→ Set task
Please return the rows below line for line without changing anything, but leave out the pictures.

→ Dataset entries
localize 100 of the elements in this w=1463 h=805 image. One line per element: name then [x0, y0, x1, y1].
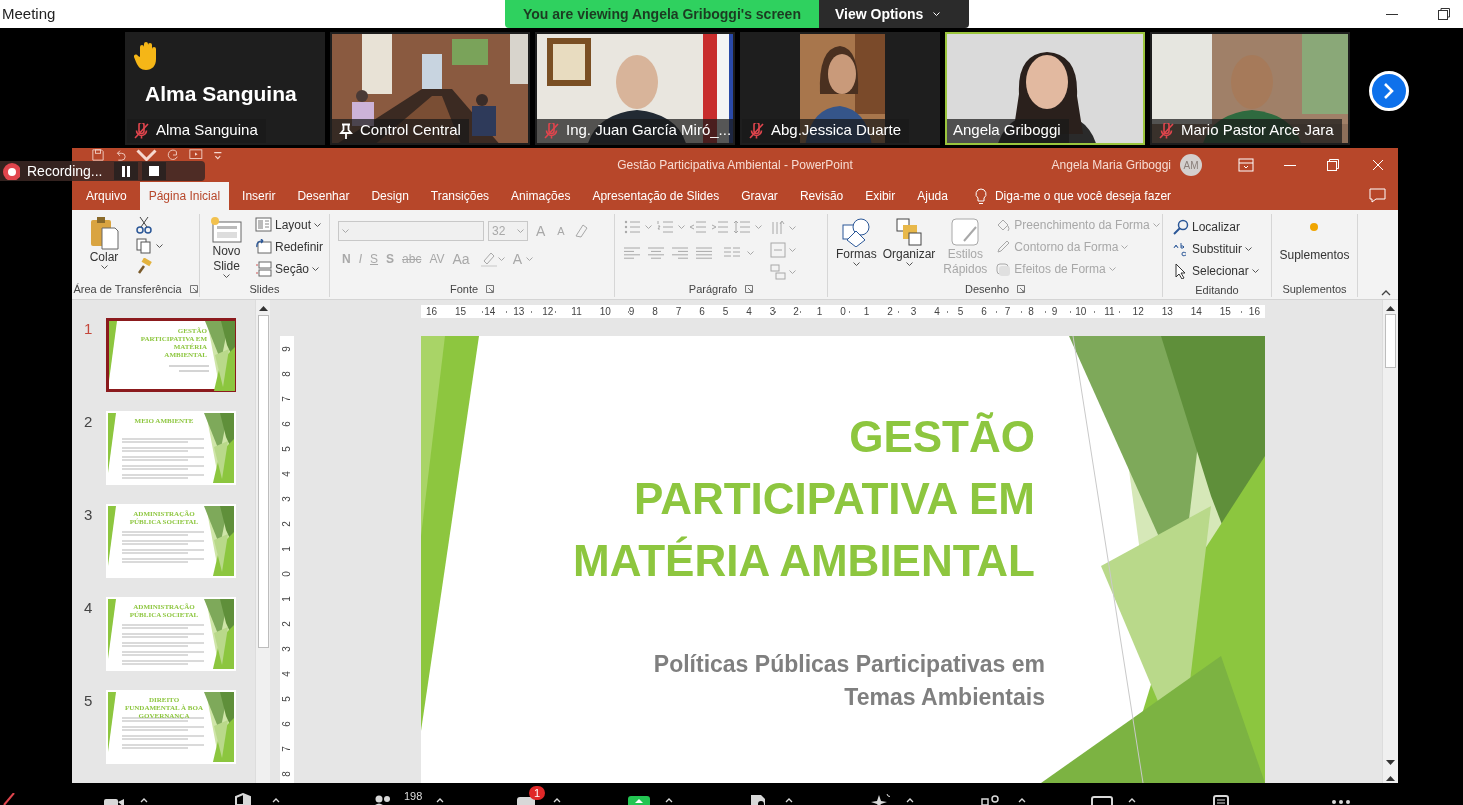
- ribbon-tab[interactable]: Gravar: [732, 182, 787, 210]
- ruler-number: 8: [652, 306, 658, 317]
- ribbon-tab[interactable]: Página Inicial: [139, 182, 230, 210]
- ribbon-tab[interactable]: Inserir: [233, 182, 285, 210]
- ruler-number: 3: [282, 496, 292, 502]
- dialog-launcher-icon[interactable]: [1017, 285, 1025, 293]
- caret-up-icon[interactable]: [436, 797, 445, 803]
- ribbon-tab[interactable]: Design: [362, 182, 418, 210]
- replace-icon: [1173, 241, 1189, 257]
- scroll-up-icon[interactable]: [1386, 305, 1395, 311]
- ruler-number: 0: [840, 306, 846, 317]
- view-options-button[interactable]: View Options: [818, 0, 969, 28]
- customize-icon[interactable]: [212, 149, 223, 161]
- video-tile[interactable]: Alma Sanguina Alma Sanguina: [125, 32, 325, 145]
- arrange-button[interactable]: Organizar: [880, 214, 938, 281]
- slide[interactable]: GESTÃO PARTICIPATIVA EM MATÉRIA AMBIENTAL Políticas Públicas Participativas em Temas Ambientais: [421, 336, 1265, 783]
- ruler-number: 2: [282, 521, 292, 527]
- comment-icon[interactable]: [1369, 188, 1386, 203]
- ruler-number: 11: [571, 306, 582, 317]
- caret-icon: [905, 262, 913, 266]
- shapes-button[interactable]: Formas: [834, 214, 879, 281]
- tell-me-field[interactable]: Diga-me o que você deseja fazer: [994, 187, 1172, 205]
- ribbon-tab[interactable]: Exibir: [856, 182, 905, 210]
- ribbon-tab[interactable]: Revisão: [790, 182, 853, 210]
- muted-mic-icon: [1158, 122, 1175, 140]
- dialog-launcher-icon[interactable]: [189, 285, 198, 293]
- video-tile[interactable]: Abg.Jessica Duarte: [740, 32, 940, 145]
- stop-button[interactable]: [142, 162, 167, 180]
- ruler-number: 0: [282, 571, 292, 577]
- group-label: Fonte: [449, 281, 479, 297]
- ribbon-display-icon[interactable]: [1238, 158, 1254, 172]
- caret-icon: [645, 225, 652, 229]
- redo-icon[interactable]: [167, 149, 179, 161]
- ruler-number: 3: [769, 306, 776, 317]
- ribbon-tab[interactable]: Apresentação de Slides: [583, 182, 729, 210]
- ruler-number: 7: [282, 396, 292, 402]
- layout-button[interactable]: Layout: [252, 214, 325, 236]
- search-icon: [1173, 219, 1189, 235]
- new-slide-button[interactable]: Novo Slide: [204, 214, 249, 281]
- video-tile[interactable]: Control Central: [330, 32, 530, 145]
- scroll-up-icon[interactable]: [258, 305, 268, 311]
- copy-icon[interactable]: [136, 238, 152, 254]
- pause-button[interactable]: [114, 162, 139, 180]
- scroll-down-icon[interactable]: [1386, 760, 1395, 766]
- slide-number: 5: [84, 691, 94, 711]
- caret-up-icon[interactable]: [272, 797, 280, 803]
- ribbon-tab[interactable]: Arquivo: [77, 182, 136, 210]
- scrollbar-thumb[interactable]: [1385, 314, 1396, 368]
- present-icon[interactable]: [189, 149, 203, 161]
- ruler-number: 8: [282, 771, 292, 777]
- caret-up-icon[interactable]: [1128, 797, 1136, 803]
- scrollbar-thumb[interactable]: [257, 315, 269, 648]
- reset-button[interactable]: Redefinir: [252, 236, 325, 258]
- caret-up-icon[interactable]: [140, 797, 148, 803]
- group-label: Área de Transferência: [73, 281, 182, 297]
- video-tile[interactable]: Ing. Juan García Miró_...: [535, 32, 735, 145]
- section-icon: [254, 261, 272, 277]
- restore-icon[interactable]: [1437, 7, 1451, 21]
- pin-icon: [338, 122, 354, 140]
- group-label: Slides: [249, 281, 280, 297]
- ribbon-tab[interactable]: Transições: [421, 182, 499, 210]
- find-button[interactable]: Localizar: [1171, 216, 1271, 238]
- format-painter-icon[interactable]: [136, 258, 152, 274]
- ruler-number: 15: [1219, 306, 1231, 317]
- ribbon-tab[interactable]: Ajuda: [908, 182, 957, 210]
- ruler-number: 4: [282, 471, 292, 477]
- next-page-button[interactable]: [1369, 71, 1409, 111]
- add-ins-button[interactable]: Suplementos: [1277, 214, 1352, 281]
- caret-icon: [312, 267, 319, 271]
- group-label: Editando: [1195, 282, 1239, 298]
- select-button[interactable]: Selecionar: [1171, 260, 1271, 282]
- caret-up-icon[interactable]: [906, 797, 914, 803]
- ribbon-tab[interactable]: Desenhar: [288, 182, 359, 210]
- dialog-launcher-icon[interactable]: [486, 285, 495, 293]
- ruler-number: 1: [282, 596, 292, 602]
- paste-button[interactable]: Colar: [76, 214, 132, 281]
- collapse-ribbon-icon[interactable]: [1381, 290, 1391, 296]
- replace-button[interactable]: Substituir: [1171, 238, 1271, 260]
- caret-up-icon[interactable]: [1018, 797, 1026, 803]
- share-screen-icon[interactable]: [627, 793, 651, 805]
- ruler-number: 13: [1161, 306, 1173, 317]
- ruler-number: 9: [1051, 306, 1058, 317]
- section-button[interactable]: Seção: [252, 258, 325, 280]
- whiteboard-icon[interactable]: [1090, 793, 1114, 805]
- undo-icon[interactable]: [114, 149, 126, 161]
- video-tile[interactable]: Angela Griboggi: [945, 32, 1145, 145]
- ruler-number: 5: [722, 306, 729, 317]
- user-name: Angela Maria Griboggi: [1051, 157, 1171, 174]
- slide-title: GESTÃO PARTICIPATIVA EM MATÉRIA AMBIENTAL: [573, 411, 1035, 587]
- caret-up-icon[interactable]: [785, 797, 793, 803]
- caret-up-icon[interactable]: [553, 797, 561, 803]
- cut-icon[interactable]: [136, 216, 152, 234]
- caret-icon: [1245, 247, 1253, 251]
- caret-up-icon[interactable]: [665, 797, 673, 803]
- previous-slide-icon[interactable]: [1386, 775, 1395, 781]
- save-icon[interactable]: [92, 149, 104, 161]
- ribbon-tab[interactable]: Animações: [502, 182, 580, 210]
- ruler-number: 10: [599, 306, 611, 317]
- video-tile[interactable]: Mario Pastor Arce Jara: [1150, 32, 1350, 145]
- close-icon[interactable]: [1372, 159, 1384, 171]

→ Full output
localize 100 of the elements in this w=1463 h=805 image. One line per element: name then [x0, y0, x1, y1].
- ribbon-tab[interactable]: Gravar: [732, 182, 787, 210]
- ruler-number: 8: [652, 306, 658, 317]
- ribbon-tab[interactable]: Página Inicial: [139, 182, 230, 210]
- ribbon-tab[interactable]: Inserir: [233, 182, 285, 210]
- ruler-number: 3: [282, 496, 292, 502]
- dialog-launcher-icon[interactable]: [1017, 285, 1025, 293]
- caret-up-icon[interactable]: [436, 797, 445, 803]
- ribbon-tab[interactable]: Design: [362, 182, 418, 210]
- replace-icon: [1173, 241, 1189, 257]
- scroll-up-icon[interactable]: [1386, 305, 1395, 311]
- ruler-number: 0: [840, 306, 846, 317]
- view-options-button[interactable]: View Options: [818, 0, 969, 28]
- customize-icon[interactable]: [212, 149, 223, 161]
- video-tile[interactable]: Alma Sanguina Alma Sanguina: [125, 32, 325, 145]
- arrange-button[interactable]: Organizar: [880, 214, 938, 281]
- slide[interactable]: GESTÃO PARTICIPATIVA EM MATÉRIA AMBIENTAL Políticas Públicas Participativas em Temas Ambientais: [421, 336, 1265, 783]
- ruler-number: 2: [282, 521, 292, 527]
- comment-icon[interactable]: [1369, 188, 1386, 203]
- ruler-number: 11: [571, 306, 582, 317]
- caret-icon: [905, 262, 913, 266]
- shapes-button[interactable]: Formas: [834, 214, 879, 281]
- tell-me-field[interactable]: Diga-me o que você deseja fazer: [994, 187, 1172, 205]
- ribbon-tab[interactable]: Exibir: [856, 182, 905, 210]
- ribbon-tab[interactable]: Revisão: [790, 182, 853, 210]
- muted-mic-icon: [1158, 122, 1175, 140]
- dialog-launcher-icon[interactable]: [189, 285, 198, 293]
- video-tile[interactable]: Abg.Jessica Duarte: [740, 32, 940, 145]
- stop-button[interactable]: [142, 162, 167, 180]
- ruler-number: 0: [282, 571, 292, 577]
- group-label: Fonte: [449, 281, 479, 297]
- ribbon-display-icon[interactable]: [1238, 158, 1254, 172]
- caret-icon: [645, 225, 652, 229]
- redo-icon[interactable]: [167, 149, 179, 161]
- ruler-number: 3: [769, 306, 776, 317]
- ribbon-tab[interactable]: Apresentação de Slides: [583, 182, 729, 210]
- ruler-number: 7: [282, 396, 292, 402]
- layout-button[interactable]: Layout: [252, 214, 325, 236]
- search-icon: [1173, 219, 1189, 235]
- new-slide-button[interactable]: Novo Slide: [204, 214, 249, 281]
- video-tile[interactable]: Control Central: [330, 32, 530, 145]
- scroll-up-icon[interactable]: [258, 305, 268, 311]
- copy-icon[interactable]: [136, 238, 152, 254]
- pause-button[interactable]: [114, 162, 139, 180]
- scroll-down-icon[interactable]: [1386, 760, 1395, 766]
- slide-number: 5: [84, 691, 94, 711]
- caret-up-icon[interactable]: [272, 797, 280, 803]
- ribbon-tab[interactable]: Arquivo: [77, 182, 136, 210]
- scrollbar-thumb[interactable]: [1385, 314, 1396, 368]
- present-icon[interactable]: [189, 149, 203, 161]
- ruler-number: 8: [282, 771, 292, 777]
- caret-up-icon[interactable]: [1128, 797, 1136, 803]
- scrollbar-thumb[interactable]: [257, 315, 269, 648]
- reset-button[interactable]: Redefinir: [252, 236, 325, 258]
- caret-up-icon[interactable]: [140, 797, 148, 803]
- group-label: Área de Transferência: [73, 281, 182, 297]
- video-tile[interactable]: Ing. Juan García Miró_...: [535, 32, 735, 145]
- section-icon: [254, 261, 272, 277]
- restore-icon[interactable]: [1437, 7, 1451, 21]
- pin-icon: [338, 122, 354, 140]
- group-label: Slides: [249, 281, 280, 297]
- ribbon-tab[interactable]: Transições: [421, 182, 499, 210]
- find-button[interactable]: Localizar: [1171, 216, 1271, 238]
- format-painter-icon[interactable]: [136, 258, 152, 274]
- ruler-number: 15: [1219, 306, 1231, 317]
- ribbon-tab[interactable]: Ajuda: [908, 182, 957, 210]
- ruler-number: 4: [282, 471, 292, 477]
- next-page-button[interactable]: [1369, 71, 1409, 111]
- add-ins-button[interactable]: Suplementos: [1277, 214, 1352, 281]
- caret-icon: [312, 267, 319, 271]
- group-label: Editando: [1195, 282, 1239, 298]
- select-button[interactable]: Selecionar: [1171, 260, 1271, 282]
- caret-up-icon[interactable]: [906, 797, 914, 803]
- ribbon-tab[interactable]: Desenhar: [288, 182, 359, 210]
- dialog-launcher-icon[interactable]: [486, 285, 495, 293]
- ruler-number: 1: [282, 596, 292, 602]
- paste-button[interactable]: Colar: [76, 214, 132, 281]
- collapse-ribbon-icon[interactable]: [1381, 290, 1391, 296]
- replace-button[interactable]: Substituir: [1171, 238, 1271, 260]
- caret-up-icon[interactable]: [1018, 797, 1026, 803]
- share-screen-icon[interactable]: [627, 793, 651, 805]
- ruler-number: 13: [1161, 306, 1173, 317]
- ruler-number: 9: [1051, 306, 1058, 317]
- section-button[interactable]: Seção: [252, 258, 325, 280]
- whiteboard-icon[interactable]: [1090, 793, 1114, 805]
- undo-icon[interactable]: [114, 149, 126, 161]
- video-tile[interactable]: Angela Griboggi: [945, 32, 1145, 145]
- ruler-number: 5: [722, 306, 729, 317]
- user-name: Angela Maria Griboggi: [1051, 157, 1171, 174]
- slide-title: GESTÃO PARTICIPATIVA EM MATÉRIA AMBIENTAL: [573, 411, 1035, 587]
- caret-up-icon[interactable]: [785, 797, 793, 803]
- caret-up-icon[interactable]: [553, 797, 561, 803]
- cut-icon[interactable]: [136, 216, 152, 234]
- caret-icon: [1245, 247, 1253, 251]
- caret-up-icon[interactable]: [665, 797, 673, 803]
- previous-slide-icon[interactable]: [1386, 775, 1395, 781]
- save-icon[interactable]: [92, 149, 104, 161]
- ribbon-tab[interactable]: Animações: [502, 182, 580, 210]
- ruler-number: 10: [599, 306, 611, 317]
- video-tile[interactable]: Mario Pastor Arce Jara: [1150, 32, 1350, 145]
- close-icon[interactable]: [1372, 159, 1384, 171]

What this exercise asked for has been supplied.